--- SOURCE TEXT ---
Top 5 Animal Attack Myths

If you find yourself in a literal battle of man vs. beast, best not to enter the ring armed with misinformation.

Welcome to WatchMojo’s Top 5 Myths. In today’s instalment we’re counting down the Top 5 Animal Attack Myths.

Anyone who’s ever been camping has likely received a lecture from the self-proclaimed wilderness expert in their life as to how they should react in the event of an animal attack.

Well, it turns out that constantly regurgitating the same pieces of pop survival knowledge doesn’t ACTUALLY make them true. Let’s tear these misconceptions limb from limb before some wild creature does the same to you.

#5: Just Pee on a Jellyfish Sting

Ah, the familiar day-ruining sting of this alien-looking sea creature. You scream, frantically swim to shore and begin the ritual of writhing in agony. Then, sure enough, everyone starts offering you golden showers. Well, toxicologist Christopher Holstege at University of Virginia has weighed in on the concept of urine as a jellyfish sting pain-reliever, and guess what? He calls it “worthless”. Freshwater aggravates the nematocysts on the skin causing the pain. While the salt and electrolytes found in urine could theoretically help, unless the donor is severely dehydrated, their urine will still be too similar to freshwater, and likely to intensify the discomfort. Holstege suggests saltwater as the best readily available rinsing liquid.
--- PROVIDED DATA ---
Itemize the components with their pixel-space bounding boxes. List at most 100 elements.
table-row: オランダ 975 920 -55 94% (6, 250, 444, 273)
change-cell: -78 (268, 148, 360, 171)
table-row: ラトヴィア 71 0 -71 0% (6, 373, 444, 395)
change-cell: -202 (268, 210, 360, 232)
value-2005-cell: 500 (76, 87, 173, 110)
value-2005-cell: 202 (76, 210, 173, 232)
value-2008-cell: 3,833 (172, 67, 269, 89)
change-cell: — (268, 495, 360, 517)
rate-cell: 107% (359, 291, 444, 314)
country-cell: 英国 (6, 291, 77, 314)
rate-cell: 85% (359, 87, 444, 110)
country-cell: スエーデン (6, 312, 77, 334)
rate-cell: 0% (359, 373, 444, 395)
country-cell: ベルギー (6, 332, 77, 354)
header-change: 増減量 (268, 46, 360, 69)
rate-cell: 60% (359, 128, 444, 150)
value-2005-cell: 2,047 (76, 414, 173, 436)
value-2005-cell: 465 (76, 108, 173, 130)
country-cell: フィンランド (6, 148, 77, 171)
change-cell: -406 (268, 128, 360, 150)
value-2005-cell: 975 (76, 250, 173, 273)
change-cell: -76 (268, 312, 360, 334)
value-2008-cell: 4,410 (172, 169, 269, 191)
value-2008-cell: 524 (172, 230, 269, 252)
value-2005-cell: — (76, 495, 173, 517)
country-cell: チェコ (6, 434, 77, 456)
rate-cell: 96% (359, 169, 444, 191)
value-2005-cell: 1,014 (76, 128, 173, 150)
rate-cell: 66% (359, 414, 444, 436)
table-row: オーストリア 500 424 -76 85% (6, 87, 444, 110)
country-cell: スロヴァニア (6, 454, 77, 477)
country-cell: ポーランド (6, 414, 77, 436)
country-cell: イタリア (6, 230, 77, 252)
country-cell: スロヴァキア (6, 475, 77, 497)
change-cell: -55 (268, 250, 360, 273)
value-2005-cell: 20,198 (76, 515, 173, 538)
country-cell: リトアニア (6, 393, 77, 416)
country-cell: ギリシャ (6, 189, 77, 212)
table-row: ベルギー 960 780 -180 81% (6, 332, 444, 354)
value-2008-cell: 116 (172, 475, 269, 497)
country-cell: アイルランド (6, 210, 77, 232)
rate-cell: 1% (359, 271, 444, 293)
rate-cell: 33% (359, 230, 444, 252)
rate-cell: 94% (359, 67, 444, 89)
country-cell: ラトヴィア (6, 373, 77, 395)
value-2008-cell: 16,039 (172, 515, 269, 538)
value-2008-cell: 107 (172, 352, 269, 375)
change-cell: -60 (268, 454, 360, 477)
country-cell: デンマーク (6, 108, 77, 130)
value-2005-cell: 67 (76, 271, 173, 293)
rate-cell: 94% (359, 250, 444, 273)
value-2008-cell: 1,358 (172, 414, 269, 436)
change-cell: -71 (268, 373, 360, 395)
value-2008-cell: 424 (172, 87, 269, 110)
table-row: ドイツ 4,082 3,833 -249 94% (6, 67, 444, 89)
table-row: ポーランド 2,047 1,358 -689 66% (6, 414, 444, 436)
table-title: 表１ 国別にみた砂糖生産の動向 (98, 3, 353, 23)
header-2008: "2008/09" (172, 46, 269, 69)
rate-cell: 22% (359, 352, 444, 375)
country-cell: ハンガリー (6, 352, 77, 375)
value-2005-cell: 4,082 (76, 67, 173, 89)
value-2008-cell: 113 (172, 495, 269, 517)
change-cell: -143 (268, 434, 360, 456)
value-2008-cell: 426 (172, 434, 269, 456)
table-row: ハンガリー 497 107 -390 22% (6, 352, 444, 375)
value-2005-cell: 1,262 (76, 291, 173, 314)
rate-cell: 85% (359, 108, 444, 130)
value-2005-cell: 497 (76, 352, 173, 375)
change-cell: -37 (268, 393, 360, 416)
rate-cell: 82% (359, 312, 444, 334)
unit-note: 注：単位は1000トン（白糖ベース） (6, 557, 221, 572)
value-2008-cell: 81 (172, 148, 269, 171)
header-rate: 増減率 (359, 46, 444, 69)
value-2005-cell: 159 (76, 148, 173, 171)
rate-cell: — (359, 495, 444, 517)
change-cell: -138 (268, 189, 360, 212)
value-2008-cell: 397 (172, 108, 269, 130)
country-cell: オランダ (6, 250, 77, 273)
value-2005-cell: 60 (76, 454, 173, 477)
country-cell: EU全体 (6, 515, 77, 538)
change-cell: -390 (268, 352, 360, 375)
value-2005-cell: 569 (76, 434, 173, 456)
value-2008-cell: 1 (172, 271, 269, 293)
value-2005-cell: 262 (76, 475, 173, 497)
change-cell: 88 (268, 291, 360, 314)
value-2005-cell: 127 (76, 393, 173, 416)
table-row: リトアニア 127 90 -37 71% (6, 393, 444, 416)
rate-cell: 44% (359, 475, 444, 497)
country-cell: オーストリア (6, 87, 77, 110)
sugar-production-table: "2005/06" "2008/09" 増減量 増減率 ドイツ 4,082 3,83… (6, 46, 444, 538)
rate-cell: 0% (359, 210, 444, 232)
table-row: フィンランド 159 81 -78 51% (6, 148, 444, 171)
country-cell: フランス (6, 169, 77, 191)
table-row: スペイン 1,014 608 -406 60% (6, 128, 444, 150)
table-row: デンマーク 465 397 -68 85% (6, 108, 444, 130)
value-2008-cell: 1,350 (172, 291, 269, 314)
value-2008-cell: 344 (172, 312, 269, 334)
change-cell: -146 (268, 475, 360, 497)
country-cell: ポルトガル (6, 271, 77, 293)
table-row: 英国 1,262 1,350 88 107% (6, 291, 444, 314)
---
▶ [EXERCISE TASKS]
A. In the animal attack myths text, starting at "If you find" and ending at "same to you.", change "misinformation" to "bad information" and give that passage.
B. Answer these questions from the animal attack myths text:
(i) According to the text, who usually gives campers a lecture on how to react to an animal attack?
(ii) At which university does toxicologist Christopher Holstege work?
(iii) What does Holstege suggest as the best readily available liquid for rinsing a jellyfish sting?
C. Resume the animal attack myths text from the point where it stops.
These lines have no connection to the text on animal attack myths.

▶ [RESULTS]
A.
If you find yourself in a literal battle of man vs. beast, best not to enter the ring armed with bad information.

Welcome to WatchMojo’s Top 5 Myths. In today’s instalment we’re counting down the Top 5 Animal Attack Myths.

Anyone who’s ever been camping has likely received a lecture from the self-proclaimed wilderness expert in their life as to how they should react in the event of an animal attack.

Well, it turns out that constantly regurgitating the same pieces of pop survival knowledge doesn’t ACTUALLY make them true. Let’s tear these misconceptions limb from limb before some wild creature does the same to you.

B.
(i) The self-proclaimed wilderness expert in their life.
(ii) The University of Virginia.
(iii) Saltwater.

C.
#4: Punching A Shark In The Nose Is The Most Effective Defense

You’d think this goes without saying, but a punch to the nose isn’t your best survival strategy when squaring off against this aquatic predator. And yet, it has long been the popular recommended defense. First flaw: underwater, your punch will prove even less powerful against a creature of that size than it would on land. Second: a shark’s nose is dangerously close to its chomping mouth. So while you should strike back, you need to pick your target. According to Ph.D. shark ecology and conservation student David Shiffman, you want to aim for the eyes. Attacking the gills has also proven effective for surfers during an attack. Why? Creatures prioritize self-preservation when vision or respiratory systems are threatened.

#3: Play Dead In A Bear Attack

The danger of this myth is its lack of clarity. Playing dead can work, but not in ALL situations and certainly not as a first line of defense. Playing dead at the wrong time... could prove fatal. So what should you do? According to the National Park Service, there are general rules in the case of a chance encounter: make yourself known to it by talking calmly, avoid sudden movements or aggressive sounds, slowly move away, and, if the bear advances, stop and make yourself appear large. If a brown bear attacks, play dead. If a black bear attacks however, playing dead is suicide. If you can’t get into the safety of your car, fight for you life.

#2: You Should Run in a ZigZag Pattern From Alligators/Crocodiles

This odd myth is based on the fact that crocs and gators, with their long, low-lying bodies and stubby legs, are bad at turning quickly. Well, that observation is correct at least - they aren’t great at changing directions while running. But you still shouldn’t make your escape in a zigzag formation, because it’s wildly unnecessary. While they can move quite quickly on land, they can’t do it for very long. Both species typically rely on lightning fast strikes from a stationary position and rarely pursue any great distance on land. So if one of these two giant reptiles is coming for you, just run as fast and as straight as you can to put maximum distance between you and them.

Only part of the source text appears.